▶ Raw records
▬▬▬▬▬▬

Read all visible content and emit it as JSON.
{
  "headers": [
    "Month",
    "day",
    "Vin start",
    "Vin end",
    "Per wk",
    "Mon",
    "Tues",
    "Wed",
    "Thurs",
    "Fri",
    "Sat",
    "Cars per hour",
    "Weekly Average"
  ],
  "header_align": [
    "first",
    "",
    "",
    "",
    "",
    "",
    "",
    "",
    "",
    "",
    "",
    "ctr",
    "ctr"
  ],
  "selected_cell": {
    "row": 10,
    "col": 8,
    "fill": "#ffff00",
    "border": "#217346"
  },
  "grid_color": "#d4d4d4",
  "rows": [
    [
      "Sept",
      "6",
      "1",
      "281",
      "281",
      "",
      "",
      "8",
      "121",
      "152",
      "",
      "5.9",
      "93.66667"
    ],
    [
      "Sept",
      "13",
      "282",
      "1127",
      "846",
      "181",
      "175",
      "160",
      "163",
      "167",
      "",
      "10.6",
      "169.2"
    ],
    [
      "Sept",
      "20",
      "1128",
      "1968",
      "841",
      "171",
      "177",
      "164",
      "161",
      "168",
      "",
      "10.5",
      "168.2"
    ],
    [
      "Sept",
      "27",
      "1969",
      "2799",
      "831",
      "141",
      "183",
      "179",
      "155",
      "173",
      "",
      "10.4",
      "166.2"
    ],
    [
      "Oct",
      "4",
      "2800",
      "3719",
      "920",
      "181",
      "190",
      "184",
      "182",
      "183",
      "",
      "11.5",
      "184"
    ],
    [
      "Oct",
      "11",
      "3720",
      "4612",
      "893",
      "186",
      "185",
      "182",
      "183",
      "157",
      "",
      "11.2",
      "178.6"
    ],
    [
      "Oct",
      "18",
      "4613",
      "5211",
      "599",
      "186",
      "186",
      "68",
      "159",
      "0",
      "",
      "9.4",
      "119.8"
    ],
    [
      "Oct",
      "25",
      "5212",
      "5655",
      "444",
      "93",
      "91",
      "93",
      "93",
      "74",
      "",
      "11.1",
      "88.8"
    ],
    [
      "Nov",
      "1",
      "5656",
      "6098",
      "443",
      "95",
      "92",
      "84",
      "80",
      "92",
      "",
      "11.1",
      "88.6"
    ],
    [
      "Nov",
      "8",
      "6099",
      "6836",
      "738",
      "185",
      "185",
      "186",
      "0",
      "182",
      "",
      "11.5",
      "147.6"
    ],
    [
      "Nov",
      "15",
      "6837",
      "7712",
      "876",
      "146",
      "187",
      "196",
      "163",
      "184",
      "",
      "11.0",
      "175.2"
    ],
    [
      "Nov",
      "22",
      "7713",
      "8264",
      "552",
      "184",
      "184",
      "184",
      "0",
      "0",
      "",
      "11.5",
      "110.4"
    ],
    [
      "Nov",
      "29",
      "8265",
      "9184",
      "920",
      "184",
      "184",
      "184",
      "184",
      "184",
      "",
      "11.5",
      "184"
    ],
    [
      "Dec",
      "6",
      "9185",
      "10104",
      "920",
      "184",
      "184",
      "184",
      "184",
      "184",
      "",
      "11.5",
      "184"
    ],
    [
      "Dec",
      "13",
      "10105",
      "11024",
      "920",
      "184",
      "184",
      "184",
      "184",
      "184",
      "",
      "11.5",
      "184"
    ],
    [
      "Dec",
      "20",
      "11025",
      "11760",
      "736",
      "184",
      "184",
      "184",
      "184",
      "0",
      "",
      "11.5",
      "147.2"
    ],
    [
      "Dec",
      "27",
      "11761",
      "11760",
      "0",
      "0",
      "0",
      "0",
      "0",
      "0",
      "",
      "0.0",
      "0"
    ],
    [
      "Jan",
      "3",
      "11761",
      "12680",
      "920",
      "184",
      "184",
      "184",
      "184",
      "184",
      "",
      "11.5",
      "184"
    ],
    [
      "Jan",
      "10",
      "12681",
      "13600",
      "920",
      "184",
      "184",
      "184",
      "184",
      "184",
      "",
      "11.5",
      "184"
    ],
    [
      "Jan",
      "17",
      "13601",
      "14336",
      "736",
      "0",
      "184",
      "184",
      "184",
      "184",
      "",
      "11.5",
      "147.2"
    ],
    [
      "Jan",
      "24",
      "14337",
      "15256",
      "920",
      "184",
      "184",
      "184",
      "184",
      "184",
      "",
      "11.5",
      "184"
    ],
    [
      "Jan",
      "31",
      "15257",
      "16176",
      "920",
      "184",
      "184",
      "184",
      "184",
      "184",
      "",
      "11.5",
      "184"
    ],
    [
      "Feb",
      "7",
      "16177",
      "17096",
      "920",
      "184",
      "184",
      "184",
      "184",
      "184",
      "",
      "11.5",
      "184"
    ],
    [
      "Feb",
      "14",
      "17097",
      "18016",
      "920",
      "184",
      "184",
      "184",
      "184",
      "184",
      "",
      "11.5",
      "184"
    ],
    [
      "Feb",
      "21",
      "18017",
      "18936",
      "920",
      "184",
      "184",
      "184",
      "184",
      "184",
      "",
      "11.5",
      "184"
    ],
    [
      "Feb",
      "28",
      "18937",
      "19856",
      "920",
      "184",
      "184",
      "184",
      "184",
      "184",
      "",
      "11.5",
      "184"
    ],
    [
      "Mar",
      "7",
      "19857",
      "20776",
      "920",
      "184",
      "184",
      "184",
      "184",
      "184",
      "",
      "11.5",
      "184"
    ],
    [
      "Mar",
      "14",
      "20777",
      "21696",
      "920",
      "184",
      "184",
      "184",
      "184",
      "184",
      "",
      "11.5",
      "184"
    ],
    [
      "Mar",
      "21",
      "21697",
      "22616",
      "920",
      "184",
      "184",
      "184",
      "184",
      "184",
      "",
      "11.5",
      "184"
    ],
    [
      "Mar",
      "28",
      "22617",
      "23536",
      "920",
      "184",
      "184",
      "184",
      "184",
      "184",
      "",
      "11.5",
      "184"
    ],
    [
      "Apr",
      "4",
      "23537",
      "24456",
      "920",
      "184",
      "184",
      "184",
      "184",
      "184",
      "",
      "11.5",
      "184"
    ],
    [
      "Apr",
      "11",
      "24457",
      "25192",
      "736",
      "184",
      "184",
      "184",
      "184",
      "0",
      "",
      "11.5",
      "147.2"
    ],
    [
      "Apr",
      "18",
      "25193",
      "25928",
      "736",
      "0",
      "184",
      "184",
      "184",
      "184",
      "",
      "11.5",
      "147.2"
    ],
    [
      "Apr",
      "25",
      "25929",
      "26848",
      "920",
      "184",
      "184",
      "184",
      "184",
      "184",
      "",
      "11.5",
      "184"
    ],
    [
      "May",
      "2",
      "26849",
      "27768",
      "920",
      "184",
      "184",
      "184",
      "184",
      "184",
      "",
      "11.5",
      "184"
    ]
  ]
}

▬▬▬▬▬▬

▶ Your instructions
Output an exact copy of each record.

▶ Finished exercise
Read all visible content and emit it as JSON.
{
  "headers": [
    "Month",
    "day",
    "Vin start",
    "Vin end",
    "Per wk",
    "Mon",
    "Tues",
    "Wed",
    "Thurs",
    "Fri",
    "Sat",
    "Cars per hour",
    "Weekly Average"
  ],
  "header_align": [
    "first",
    "",
    "",
    "",
    "",
    "",
    "",
    "",
    "",
    "",
    "",
    "ctr",
    "ctr"
  ],
  "selected_cell": {
    "row": 10,
    "col": 8,
    "fill": "#ffff00",
    "border": "#217346"
  },
  "grid_color": "#d4d4d4",
  "rows": [
    [
      "Sept",
      "6",
      "1",
      "281",
      "281",
      "",
      "",
      "8",
      "121",
      "152",
      "",
      "5.9",
      "93.66667"
    ],
    [
      "Sept",
      "13",
      "282",
      "1127",
      "846",
      "181",
      "175",
      "160",
      "163",
      "167",
      "",
      "10.6",
      "169.2"
    ],
    [
      "Sept",
      "20",
      "1128",
      "1968",
      "841",
      "171",
      "177",
      "164",
      "161",
      "168",
      "",
      "10.5",
      "168.2"
    ],
    [
      "Sept",
      "27",
      "1969",
      "2799",
      "831",
      "141",
      "183",
      "179",
      "155",
      "173",
      "",
      "10.4",
      "166.2"
    ],
    [
      "Oct",
      "4",
      "2800",
      "3719",
      "920",
      "181",
      "190",
      "184",
      "182",
      "183",
      "",
      "11.5",
      "184"
    ],
    [
      "Oct",
      "11",
      "3720",
      "4612",
      "893",
      "186",
      "185",
      "182",
      "183",
      "157",
      "",
      "11.2",
      "178.6"
    ],
    [
      "Oct",
      "18",
      "4613",
      "5211",
      "599",
      "186",
      "186",
      "68",
      "159",
      "0",
      "",
      "9.4",
      "119.8"
    ],
    [
      "Oct",
      "25",
      "5212",
      "5655",
      "444",
      "93",
      "91",
      "93",
      "93",
      "74",
      "",
      "11.1",
      "88.8"
    ],
    [
      "Nov",
      "1",
      "5656",
      "6098",
      "443",
      "95",
      "92",
      "84",
      "80",
      "92",
      "",
      "11.1",
      "88.6"
    ],
    [
      "Nov",
      "8",
      "6099",
      "6836",
      "738",
      "185",
      "185",
      "186",
      "0",
      "182",
      "",
      "11.5",
      "147.6"
    ],
    [
      "Nov",
      "15",
      "6837",
      "7712",
      "876",
      "146",
      "187",
      "196",
      "163",
      "184",
      "",
      "11.0",
      "175.2"
    ],
    [
      "Nov",
      "22",
      "7713",
      "8264",
      "552",
      "184",
      "184",
      "184",
      "0",
      "0",
      "",
      "11.5",
      "110.4"
    ],
    [
      "Nov",
      "29",
      "8265",
      "9184",
      "920",
      "184",
      "184",
      "184",
      "184",
      "184",
      "",
      "11.5",
      "184"
    ],
    [
      "Dec",
      "6",
      "9185",
      "10104",
      "920",
      "184",
      "184",
      "184",
      "184",
      "184",
      "",
      "11.5",
      "184"
    ],
    [
      "Dec",
      "13",
      "10105",
      "11024",
      "920",
      "184",
      "184",
      "184",
      "184",
      "184",
      "",
      "11.5",
      "184"
    ],
    [
      "Dec",
      "20",
      "11025",
      "11760",
      "736",
      "184",
      "184",
      "184",
      "184",
      "0",
      "",
      "11.5",
      "147.2"
    ],
    [
      "Dec",
      "27",
      "11761",
      "11760",
      "0",
      "0",
      "0",
      "0",
      "0",
      "0",
      "",
      "0.0",
      "0"
    ],
    [
      "Jan",
      "3",
      "11761",
      "12680",
      "920",
      "184",
      "184",
      "184",
      "184",
      "184",
      "",
      "11.5",
      "184"
    ],
    [
      "Jan",
      "10",
      "12681",
      "13600",
      "920",
      "184",
      "184",
      "184",
      "184",
      "184",
      "",
      "11.5",
      "184"
    ],
    [
      "Jan",
      "17",
      "13601",
      "14336",
      "736",
      "0",
      "184",
      "184",
      "184",
      "184",
      "",
      "11.5",
      "147.2"
    ],
    [
      "Jan",
      "24",
      "14337",
      "15256",
      "920",
      "184",
      "184",
      "184",
      "184",
      "184",
      "",
      "11.5",
      "184"
    ],
    [
      "Jan",
      "31",
      "15257",
      "16176",
      "920",
      "184",
      "184",
      "184",
      "184",
      "184",
      "",
      "11.5",
      "184"
    ],
    [
      "Feb",
      "7",
      "16177",
      "17096",
      "920",
      "184",
      "184",
      "184",
      "184",
      "184",
      "",
      "11.5",
      "184"
    ],
    [
      "Feb",
      "14",
      "17097",
      "18016",
      "920",
      "184",
      "184",
      "184",
      "184",
      "184",
      "",
      "11.5",
      "184"
    ],
    [
      "Feb",
      "21",
      "18017",
      "18936",
      "920",
      "184",
      "184",
      "184",
      "184",
      "184",
      "",
      "11.5",
      "184"
    ],
    [
      "Feb",
      "28",
      "18937",
      "19856",
      "920",
      "184",
      "184",
      "184",
      "184",
      "184",
      "",
      "11.5",
      "184"
    ],
    [
      "Mar",
      "7",
      "19857",
      "20776",
      "920",
      "184",
      "184",
      "184",
      "184",
      "184",
      "",
      "11.5",
      "184"
    ],
    [
      "Mar",
      "14",
      "20777",
      "21696",
      "920",
      "184",
      "184",
      "184",
      "184",
      "184",
      "",
      "11.5",
      "184"
    ],
    [
      "Mar",
      "21",
      "21697",
      "22616",
      "920",
      "184",
      "184",
      "184",
      "184",
      "184",
      "",
      "11.5",
      "184"
    ],
    [
      "Mar",
      "28",
      "22617",
      "23536",
      "920",
      "184",
      "184",
      "184",
      "184",
      "184",
      "",
      "11.5",
      "184"
    ],
    [
      "Apr",
      "4",
      "23537",
      "24456",
      "920",
      "184",
      "184",
      "184",
      "184",
      "184",
      "",
      "11.5",
      "184"
    ],
    [
      "Apr",
      "11",
      "24457",
      "25192",
      "736",
      "184",
      "184",
      "184",
      "184",
      "0",
      "",
      "11.5",
      "147.2"
    ],
    [
      "Apr",
      "18",
      "25193",
      "25928",
      "736",
      "0",
      "184",
      "184",
      "184",
      "184",
      "",
      "11.5",
      "147.2"
    ],
    [
      "Apr",
      "25",
      "25929",
      "26848",
      "920",
      "184",
      "184",
      "184",
      "184",
      "184",
      "",
      "11.5",
      "184"
    ],
    [
      "May",
      "2",
      "26849",
      "27768",
      "920",
      "184",
      "184",
      "184",
      "184",
      "184",
      "",
      "11.5",
      "184"
    ]
  ]
}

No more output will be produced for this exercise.